**Your goal:** Return the lines below that carry the word "Jean".

+-------+

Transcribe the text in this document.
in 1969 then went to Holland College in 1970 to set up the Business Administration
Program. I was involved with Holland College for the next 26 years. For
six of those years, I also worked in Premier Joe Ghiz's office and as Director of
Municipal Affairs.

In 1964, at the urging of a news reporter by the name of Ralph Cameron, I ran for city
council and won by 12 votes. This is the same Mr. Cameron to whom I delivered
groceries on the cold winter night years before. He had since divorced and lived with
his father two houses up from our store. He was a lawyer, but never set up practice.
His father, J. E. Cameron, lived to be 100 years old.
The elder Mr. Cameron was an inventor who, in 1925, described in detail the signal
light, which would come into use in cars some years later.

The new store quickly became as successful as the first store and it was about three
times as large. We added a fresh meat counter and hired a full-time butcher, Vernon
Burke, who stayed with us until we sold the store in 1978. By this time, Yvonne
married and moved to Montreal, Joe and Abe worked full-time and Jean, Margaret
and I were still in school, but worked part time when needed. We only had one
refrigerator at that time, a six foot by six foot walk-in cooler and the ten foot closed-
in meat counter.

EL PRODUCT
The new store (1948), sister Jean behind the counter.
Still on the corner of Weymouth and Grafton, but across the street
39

+-------+

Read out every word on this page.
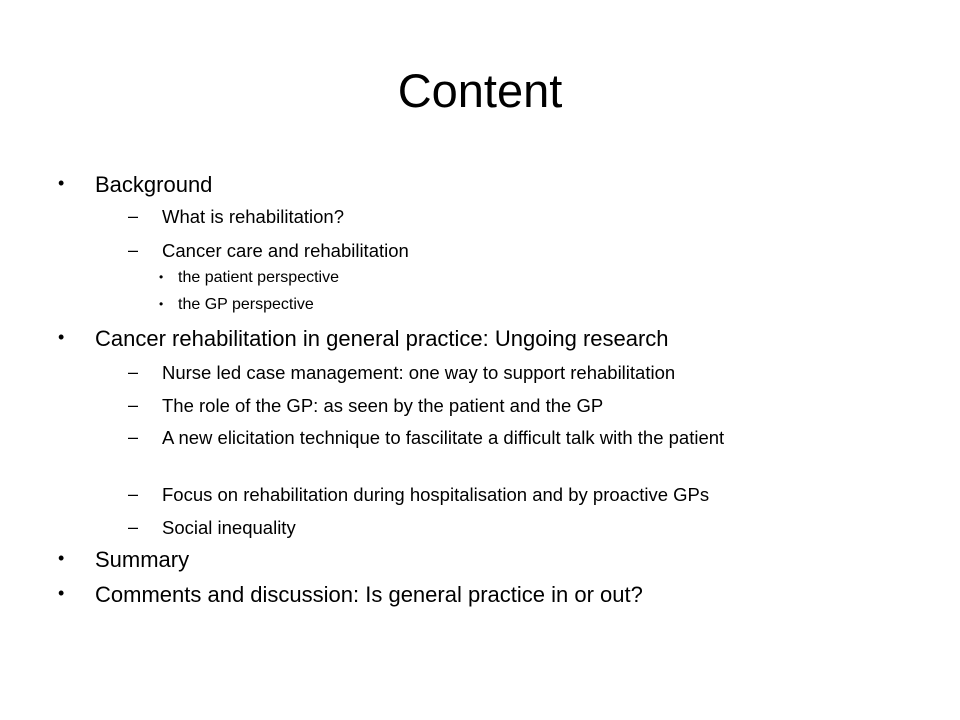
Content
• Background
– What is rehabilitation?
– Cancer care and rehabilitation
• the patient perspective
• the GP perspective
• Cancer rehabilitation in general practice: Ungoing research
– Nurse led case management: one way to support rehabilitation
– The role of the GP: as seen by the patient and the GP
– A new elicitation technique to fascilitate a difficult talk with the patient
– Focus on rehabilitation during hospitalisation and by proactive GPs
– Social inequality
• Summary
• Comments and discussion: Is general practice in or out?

+-------+

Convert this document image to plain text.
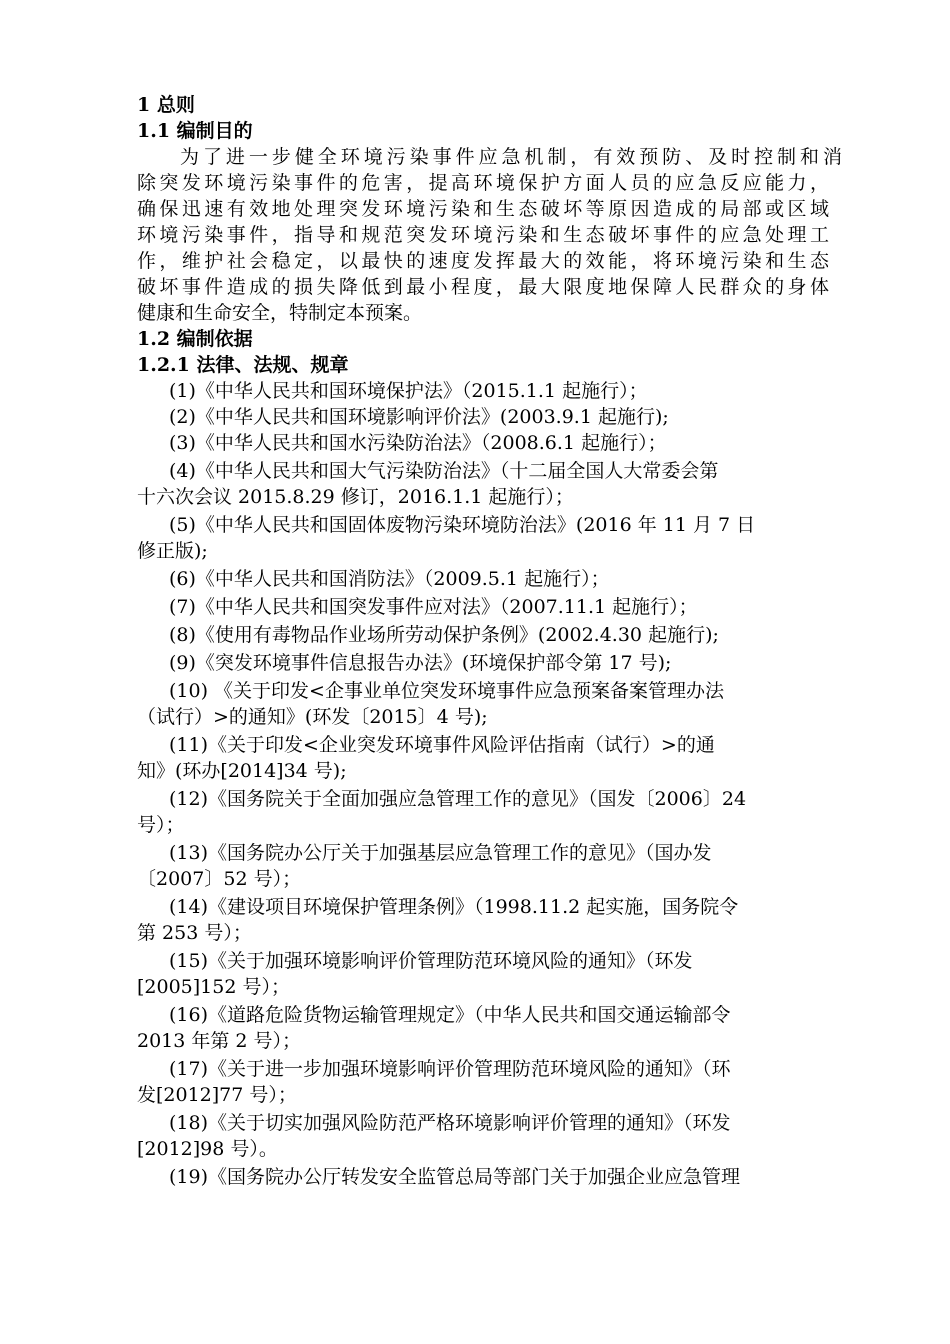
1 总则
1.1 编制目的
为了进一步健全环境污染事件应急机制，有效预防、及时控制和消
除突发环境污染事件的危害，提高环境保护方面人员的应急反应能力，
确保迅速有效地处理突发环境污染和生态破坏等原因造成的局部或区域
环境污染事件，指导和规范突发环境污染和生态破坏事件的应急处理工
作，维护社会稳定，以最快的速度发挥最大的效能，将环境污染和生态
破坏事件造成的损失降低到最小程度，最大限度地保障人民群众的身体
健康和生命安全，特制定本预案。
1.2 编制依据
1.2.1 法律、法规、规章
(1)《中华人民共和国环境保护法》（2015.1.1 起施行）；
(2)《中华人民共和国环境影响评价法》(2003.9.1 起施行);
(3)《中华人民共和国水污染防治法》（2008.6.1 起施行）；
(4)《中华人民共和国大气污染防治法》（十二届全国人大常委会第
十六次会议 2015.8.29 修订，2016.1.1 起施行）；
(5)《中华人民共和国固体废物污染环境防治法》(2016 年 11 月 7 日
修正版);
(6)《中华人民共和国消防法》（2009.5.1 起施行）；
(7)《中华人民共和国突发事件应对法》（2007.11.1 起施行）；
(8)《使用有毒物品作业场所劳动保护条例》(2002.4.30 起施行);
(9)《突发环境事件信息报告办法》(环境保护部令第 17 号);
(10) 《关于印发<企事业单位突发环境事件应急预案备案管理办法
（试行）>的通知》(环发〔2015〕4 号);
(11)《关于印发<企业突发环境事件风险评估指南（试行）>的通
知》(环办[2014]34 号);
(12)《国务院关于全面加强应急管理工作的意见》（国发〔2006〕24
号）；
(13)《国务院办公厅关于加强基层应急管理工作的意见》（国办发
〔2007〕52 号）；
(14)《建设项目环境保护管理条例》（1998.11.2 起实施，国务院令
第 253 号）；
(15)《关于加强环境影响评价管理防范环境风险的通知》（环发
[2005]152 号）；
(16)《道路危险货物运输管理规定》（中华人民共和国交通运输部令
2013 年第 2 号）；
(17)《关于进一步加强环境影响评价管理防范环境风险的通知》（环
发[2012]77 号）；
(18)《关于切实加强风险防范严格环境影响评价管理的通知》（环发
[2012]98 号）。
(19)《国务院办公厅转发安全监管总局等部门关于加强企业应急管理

+-------+

**Final answer:**
married and moved to Montreal, Joe and Abe worked full-time and Jean, Margaret
The new store (1948), sister Jean behind the counter.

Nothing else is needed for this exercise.